-- Available data --
━━━━━━━━━━━━━━━━━━━━

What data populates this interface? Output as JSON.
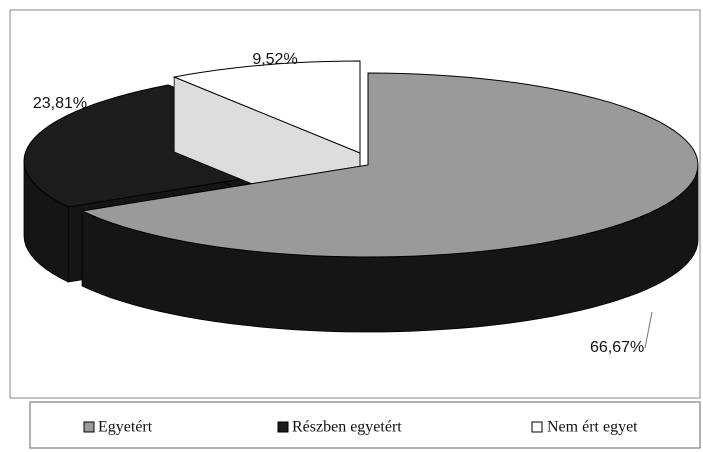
{
  "chart_data": {
    "type": "pie3d",
    "categories": [
      "Egyetért",
      "Részben egyetért",
      "Nem ért egyet"
    ],
    "values": [
      66.67,
      23.81,
      9.52
    ],
    "value_labels": [
      "66,67%",
      "23,81%",
      "9,52%"
    ],
    "colors": [
      "#9a9a9a",
      "#1c1c1c",
      "#ffffff"
    ],
    "legend": "bottom"
  }
}
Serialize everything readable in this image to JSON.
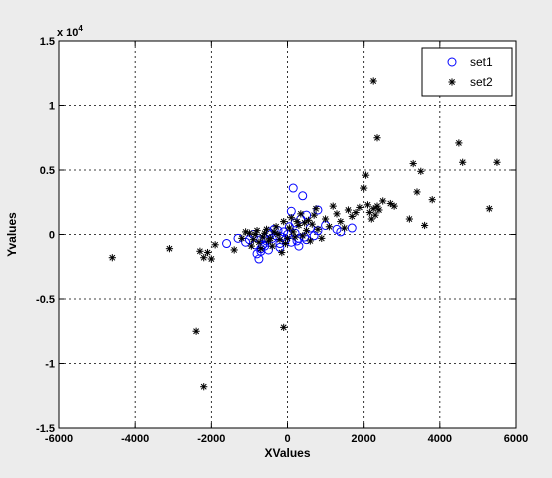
{
  "chart_data": {
    "type": "scatter",
    "title": "",
    "xlabel": "XValues",
    "ylabel": "Yvalues",
    "xlim": [
      -6000,
      6000
    ],
    "ylim": [
      -15000,
      15000
    ],
    "y_exponent_label": "x 10",
    "y_exponent_power": "4",
    "grid": true,
    "legend_position": "top-right",
    "xticks": [
      -6000,
      -4000,
      -2000,
      0,
      2000,
      4000,
      6000
    ],
    "xtick_labels": [
      "-6000",
      "-4000",
      "-2000",
      "0",
      "2000",
      "4000",
      "6000"
    ],
    "yticks": [
      -15000,
      -10000,
      -5000,
      0,
      5000,
      10000,
      15000
    ],
    "ytick_labels": [
      "-1.5",
      "-1",
      "-0.5",
      "0",
      "0.5",
      "1",
      "1.5"
    ],
    "series": [
      {
        "name": "set1",
        "marker": "circle",
        "color": "#0000ff",
        "x": [
          -1600,
          -1300,
          -1100,
          -1000,
          -900,
          -850,
          -800,
          -750,
          -700,
          -700,
          -650,
          -600,
          -550,
          -500,
          -450,
          -400,
          -350,
          -300,
          -250,
          -200,
          -150,
          -100,
          -50,
          0,
          50,
          100,
          150,
          200,
          250,
          300,
          350,
          400,
          450,
          500,
          600,
          700,
          800,
          1000,
          1300,
          1400,
          1700,
          100,
          200,
          300,
          -700,
          -600,
          -500,
          -200,
          500,
          800
        ],
        "y": [
          -700,
          -300,
          -600,
          -400,
          0,
          -800,
          -1500,
          -1900,
          -1100,
          -400,
          -800,
          -300,
          -500,
          -1200,
          0,
          -300,
          400,
          -100,
          300,
          -700,
          -200,
          200,
          -400,
          0,
          600,
          1800,
          3600,
          900,
          -500,
          -900,
          1200,
          3000,
          -200,
          1500,
          500,
          -100,
          300,
          700,
          400,
          200,
          500,
          -600,
          100,
          -300,
          -1300,
          -900,
          200,
          -1000,
          -400,
          1900
        ]
      },
      {
        "name": "set2",
        "marker": "star",
        "color": "#000000",
        "x": [
          -4600,
          -3100,
          -2300,
          -2200,
          -2100,
          -2000,
          -1900,
          -1400,
          -1200,
          -1100,
          -1000,
          -950,
          -900,
          -850,
          -800,
          -750,
          -700,
          -650,
          -600,
          -550,
          -500,
          -450,
          -400,
          -350,
          -300,
          -250,
          -200,
          -150,
          -100,
          -50,
          0,
          50,
          100,
          150,
          200,
          250,
          300,
          350,
          400,
          450,
          500,
          550,
          600,
          650,
          700,
          750,
          800,
          900,
          1000,
          1100,
          1200,
          1300,
          1400,
          1500,
          1600,
          1700,
          1800,
          1900,
          2000,
          2050,
          2100,
          2150,
          2200,
          2250,
          2300,
          2350,
          2400,
          2500,
          2700,
          2800,
          3200,
          3300,
          3400,
          3500,
          3600,
          3800,
          4500,
          4600,
          5300,
          5500,
          -2400,
          -2200,
          -100,
          2250,
          2350
        ],
        "y": [
          -1800,
          -1100,
          -1300,
          -1800,
          -1400,
          -1900,
          -800,
          -1200,
          -300,
          200,
          100,
          -900,
          -400,
          0,
          300,
          -600,
          -1100,
          -200,
          100,
          400,
          -500,
          -300,
          -900,
          200,
          600,
          0,
          -400,
          -1400,
          1000,
          -700,
          -300,
          500,
          1300,
          200,
          -200,
          1000,
          700,
          1600,
          -100,
          900,
          300,
          1100,
          -500,
          800,
          1500,
          2000,
          400,
          -300,
          1200,
          600,
          2200,
          1600,
          1000,
          500,
          1900,
          1400,
          1700,
          2100,
          3600,
          4600,
          2300,
          1700,
          1200,
          2000,
          1500,
          2200,
          1900,
          2600,
          2400,
          2200,
          1200,
          5500,
          3300,
          4900,
          700,
          2700,
          7100,
          5600,
          2000,
          5600,
          -7500,
          -11800,
          -7200,
          11900,
          7500
        ]
      }
    ]
  }
}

━━━━━━━━━━━━━━━━━━━━

-- Aim of the exercise --
State the number of lines above that hold the string "this", with nothing added.

-- Worked solution --
2